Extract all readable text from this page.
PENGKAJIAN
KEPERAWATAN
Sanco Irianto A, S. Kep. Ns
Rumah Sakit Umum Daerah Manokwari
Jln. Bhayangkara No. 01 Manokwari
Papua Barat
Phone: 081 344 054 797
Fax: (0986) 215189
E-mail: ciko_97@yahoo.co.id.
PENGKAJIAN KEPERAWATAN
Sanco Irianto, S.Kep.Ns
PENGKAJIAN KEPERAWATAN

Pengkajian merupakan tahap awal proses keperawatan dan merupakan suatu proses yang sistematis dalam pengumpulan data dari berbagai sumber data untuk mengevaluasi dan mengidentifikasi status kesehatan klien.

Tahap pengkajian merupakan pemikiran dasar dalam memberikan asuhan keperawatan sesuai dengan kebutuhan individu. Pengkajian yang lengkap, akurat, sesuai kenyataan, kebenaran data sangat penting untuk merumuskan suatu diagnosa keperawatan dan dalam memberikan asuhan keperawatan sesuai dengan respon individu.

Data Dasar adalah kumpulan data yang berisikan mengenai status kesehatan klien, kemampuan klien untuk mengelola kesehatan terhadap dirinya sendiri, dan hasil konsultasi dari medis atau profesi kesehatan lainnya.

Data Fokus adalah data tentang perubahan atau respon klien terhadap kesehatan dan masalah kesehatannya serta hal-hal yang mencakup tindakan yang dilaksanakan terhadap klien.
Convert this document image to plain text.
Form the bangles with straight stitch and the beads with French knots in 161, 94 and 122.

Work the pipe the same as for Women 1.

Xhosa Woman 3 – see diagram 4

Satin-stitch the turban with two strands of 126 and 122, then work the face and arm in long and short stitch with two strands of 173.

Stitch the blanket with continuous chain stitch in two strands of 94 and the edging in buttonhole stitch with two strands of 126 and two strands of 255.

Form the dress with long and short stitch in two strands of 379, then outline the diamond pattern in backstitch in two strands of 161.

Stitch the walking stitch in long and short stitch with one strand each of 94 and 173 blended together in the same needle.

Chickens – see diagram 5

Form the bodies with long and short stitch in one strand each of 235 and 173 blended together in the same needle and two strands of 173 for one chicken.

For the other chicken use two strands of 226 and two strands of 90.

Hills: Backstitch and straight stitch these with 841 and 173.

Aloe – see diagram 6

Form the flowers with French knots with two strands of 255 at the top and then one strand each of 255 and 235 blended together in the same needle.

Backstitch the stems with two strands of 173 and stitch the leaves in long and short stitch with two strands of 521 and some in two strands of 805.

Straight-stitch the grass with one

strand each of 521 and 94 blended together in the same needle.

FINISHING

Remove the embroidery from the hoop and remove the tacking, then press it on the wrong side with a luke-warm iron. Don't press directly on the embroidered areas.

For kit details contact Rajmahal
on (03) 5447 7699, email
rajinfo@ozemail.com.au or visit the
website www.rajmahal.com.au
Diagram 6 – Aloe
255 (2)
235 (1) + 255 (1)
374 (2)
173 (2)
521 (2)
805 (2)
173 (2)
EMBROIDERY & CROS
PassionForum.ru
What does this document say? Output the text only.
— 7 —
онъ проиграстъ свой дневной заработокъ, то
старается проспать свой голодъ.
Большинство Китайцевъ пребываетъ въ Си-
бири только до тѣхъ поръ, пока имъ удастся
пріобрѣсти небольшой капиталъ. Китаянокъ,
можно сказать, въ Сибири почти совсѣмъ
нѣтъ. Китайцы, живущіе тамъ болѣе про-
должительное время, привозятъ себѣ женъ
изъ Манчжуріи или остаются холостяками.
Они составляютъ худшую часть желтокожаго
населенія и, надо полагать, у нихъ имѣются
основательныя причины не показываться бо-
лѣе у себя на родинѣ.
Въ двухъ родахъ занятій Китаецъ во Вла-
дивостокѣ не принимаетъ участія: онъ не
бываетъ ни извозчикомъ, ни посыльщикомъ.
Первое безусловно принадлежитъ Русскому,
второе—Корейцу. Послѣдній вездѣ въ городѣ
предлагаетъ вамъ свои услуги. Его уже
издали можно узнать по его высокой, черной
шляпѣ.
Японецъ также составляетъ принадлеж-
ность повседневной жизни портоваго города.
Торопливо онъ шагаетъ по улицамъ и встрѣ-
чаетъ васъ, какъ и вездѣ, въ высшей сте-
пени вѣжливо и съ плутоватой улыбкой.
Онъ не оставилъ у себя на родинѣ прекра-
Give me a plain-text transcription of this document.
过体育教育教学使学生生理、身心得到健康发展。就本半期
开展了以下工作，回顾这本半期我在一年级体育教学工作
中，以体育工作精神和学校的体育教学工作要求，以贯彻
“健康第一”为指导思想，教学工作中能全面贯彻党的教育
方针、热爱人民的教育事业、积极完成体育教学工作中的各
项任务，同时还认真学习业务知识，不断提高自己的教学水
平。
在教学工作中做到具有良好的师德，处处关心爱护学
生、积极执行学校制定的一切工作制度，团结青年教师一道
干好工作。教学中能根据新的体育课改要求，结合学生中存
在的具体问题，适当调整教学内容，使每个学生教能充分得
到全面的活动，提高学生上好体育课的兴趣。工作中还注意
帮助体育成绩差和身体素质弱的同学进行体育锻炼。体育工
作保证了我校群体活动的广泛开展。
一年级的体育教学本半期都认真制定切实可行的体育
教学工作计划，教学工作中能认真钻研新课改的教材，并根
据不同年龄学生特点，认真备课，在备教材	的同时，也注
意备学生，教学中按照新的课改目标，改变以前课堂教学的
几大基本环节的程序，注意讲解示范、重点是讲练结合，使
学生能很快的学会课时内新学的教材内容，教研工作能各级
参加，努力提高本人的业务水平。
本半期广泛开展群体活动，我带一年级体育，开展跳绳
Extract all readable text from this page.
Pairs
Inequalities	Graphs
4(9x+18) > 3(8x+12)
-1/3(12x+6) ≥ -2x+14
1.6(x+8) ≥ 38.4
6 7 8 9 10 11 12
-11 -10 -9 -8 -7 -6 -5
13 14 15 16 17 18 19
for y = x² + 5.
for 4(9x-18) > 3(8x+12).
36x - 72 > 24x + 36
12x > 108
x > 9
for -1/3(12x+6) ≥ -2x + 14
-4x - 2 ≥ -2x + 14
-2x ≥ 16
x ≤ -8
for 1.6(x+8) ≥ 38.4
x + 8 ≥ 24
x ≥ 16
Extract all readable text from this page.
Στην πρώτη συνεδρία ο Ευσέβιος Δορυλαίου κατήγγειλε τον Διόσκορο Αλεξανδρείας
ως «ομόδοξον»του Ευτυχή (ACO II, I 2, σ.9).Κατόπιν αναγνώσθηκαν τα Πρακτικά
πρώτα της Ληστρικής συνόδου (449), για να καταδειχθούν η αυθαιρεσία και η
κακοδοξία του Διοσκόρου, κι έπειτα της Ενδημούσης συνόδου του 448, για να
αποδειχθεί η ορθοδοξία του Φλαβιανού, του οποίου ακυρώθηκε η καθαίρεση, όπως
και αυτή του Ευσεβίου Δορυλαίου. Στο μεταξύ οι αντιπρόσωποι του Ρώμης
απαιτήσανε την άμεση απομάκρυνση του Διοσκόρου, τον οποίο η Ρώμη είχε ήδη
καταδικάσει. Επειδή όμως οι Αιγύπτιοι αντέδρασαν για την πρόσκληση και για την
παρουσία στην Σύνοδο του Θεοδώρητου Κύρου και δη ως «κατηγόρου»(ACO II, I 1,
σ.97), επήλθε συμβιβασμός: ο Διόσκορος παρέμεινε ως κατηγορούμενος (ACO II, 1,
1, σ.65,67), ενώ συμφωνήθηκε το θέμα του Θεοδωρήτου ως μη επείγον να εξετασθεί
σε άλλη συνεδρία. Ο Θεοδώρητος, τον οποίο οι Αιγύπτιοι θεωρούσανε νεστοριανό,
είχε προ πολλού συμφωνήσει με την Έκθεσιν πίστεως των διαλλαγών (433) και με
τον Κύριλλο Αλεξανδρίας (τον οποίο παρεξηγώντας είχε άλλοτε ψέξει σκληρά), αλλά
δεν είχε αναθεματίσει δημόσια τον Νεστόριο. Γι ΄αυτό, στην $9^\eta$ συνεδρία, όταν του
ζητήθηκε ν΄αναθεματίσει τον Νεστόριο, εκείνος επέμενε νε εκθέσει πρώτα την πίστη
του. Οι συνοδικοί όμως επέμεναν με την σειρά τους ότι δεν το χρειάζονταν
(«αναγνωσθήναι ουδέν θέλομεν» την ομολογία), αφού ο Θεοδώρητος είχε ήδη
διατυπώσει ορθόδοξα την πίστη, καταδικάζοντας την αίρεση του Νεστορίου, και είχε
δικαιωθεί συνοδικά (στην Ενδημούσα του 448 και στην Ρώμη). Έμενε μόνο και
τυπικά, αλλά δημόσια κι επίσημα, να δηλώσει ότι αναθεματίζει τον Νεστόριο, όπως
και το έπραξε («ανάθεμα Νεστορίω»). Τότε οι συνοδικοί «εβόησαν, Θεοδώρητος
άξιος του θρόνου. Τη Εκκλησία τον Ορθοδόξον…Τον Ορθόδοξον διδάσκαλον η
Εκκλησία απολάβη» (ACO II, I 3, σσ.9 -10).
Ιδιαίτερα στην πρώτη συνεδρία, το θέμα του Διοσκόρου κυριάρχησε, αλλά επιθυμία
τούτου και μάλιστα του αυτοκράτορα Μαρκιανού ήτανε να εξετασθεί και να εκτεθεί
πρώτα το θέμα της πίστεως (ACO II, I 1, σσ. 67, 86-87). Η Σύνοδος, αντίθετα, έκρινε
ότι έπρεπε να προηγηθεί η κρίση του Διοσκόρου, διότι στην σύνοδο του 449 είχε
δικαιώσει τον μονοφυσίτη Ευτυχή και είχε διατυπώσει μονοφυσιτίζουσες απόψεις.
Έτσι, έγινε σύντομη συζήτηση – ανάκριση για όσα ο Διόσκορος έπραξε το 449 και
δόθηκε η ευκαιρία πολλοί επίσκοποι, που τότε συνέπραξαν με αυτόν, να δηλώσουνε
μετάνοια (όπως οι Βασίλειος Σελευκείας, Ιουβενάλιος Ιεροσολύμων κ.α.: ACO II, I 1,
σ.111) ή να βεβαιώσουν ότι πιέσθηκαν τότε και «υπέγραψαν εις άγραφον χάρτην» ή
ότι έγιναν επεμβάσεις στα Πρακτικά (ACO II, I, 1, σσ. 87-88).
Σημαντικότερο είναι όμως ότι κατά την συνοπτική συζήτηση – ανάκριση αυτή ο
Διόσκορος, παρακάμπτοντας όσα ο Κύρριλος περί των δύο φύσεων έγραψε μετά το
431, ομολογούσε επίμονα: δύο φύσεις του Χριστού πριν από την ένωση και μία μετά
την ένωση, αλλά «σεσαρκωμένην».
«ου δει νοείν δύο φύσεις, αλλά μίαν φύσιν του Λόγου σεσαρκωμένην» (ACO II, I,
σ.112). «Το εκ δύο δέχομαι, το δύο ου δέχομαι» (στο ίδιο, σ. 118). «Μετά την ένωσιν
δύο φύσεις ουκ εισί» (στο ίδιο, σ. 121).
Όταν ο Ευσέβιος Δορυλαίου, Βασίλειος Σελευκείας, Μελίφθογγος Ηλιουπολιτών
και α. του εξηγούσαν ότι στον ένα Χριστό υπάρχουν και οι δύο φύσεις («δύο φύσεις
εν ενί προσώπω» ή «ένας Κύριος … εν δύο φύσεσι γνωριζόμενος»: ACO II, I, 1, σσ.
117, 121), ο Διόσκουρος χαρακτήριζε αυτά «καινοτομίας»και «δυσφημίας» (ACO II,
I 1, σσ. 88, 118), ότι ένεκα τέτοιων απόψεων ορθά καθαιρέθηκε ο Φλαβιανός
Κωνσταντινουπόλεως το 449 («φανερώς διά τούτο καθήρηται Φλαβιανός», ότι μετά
★ ★ ★
Using the records above, copy every line that has the word "συζήτηση" in it.

### Expected answer
Έτσι, έγινε σύντομη συζήτηση – ανάκριση για όσα ο Διόσκορος έπραξε το 449 και
Σημαντικότερο είναι όμως ότι κατά την συνοπτική συζήτηση – ανάκριση αυτή ο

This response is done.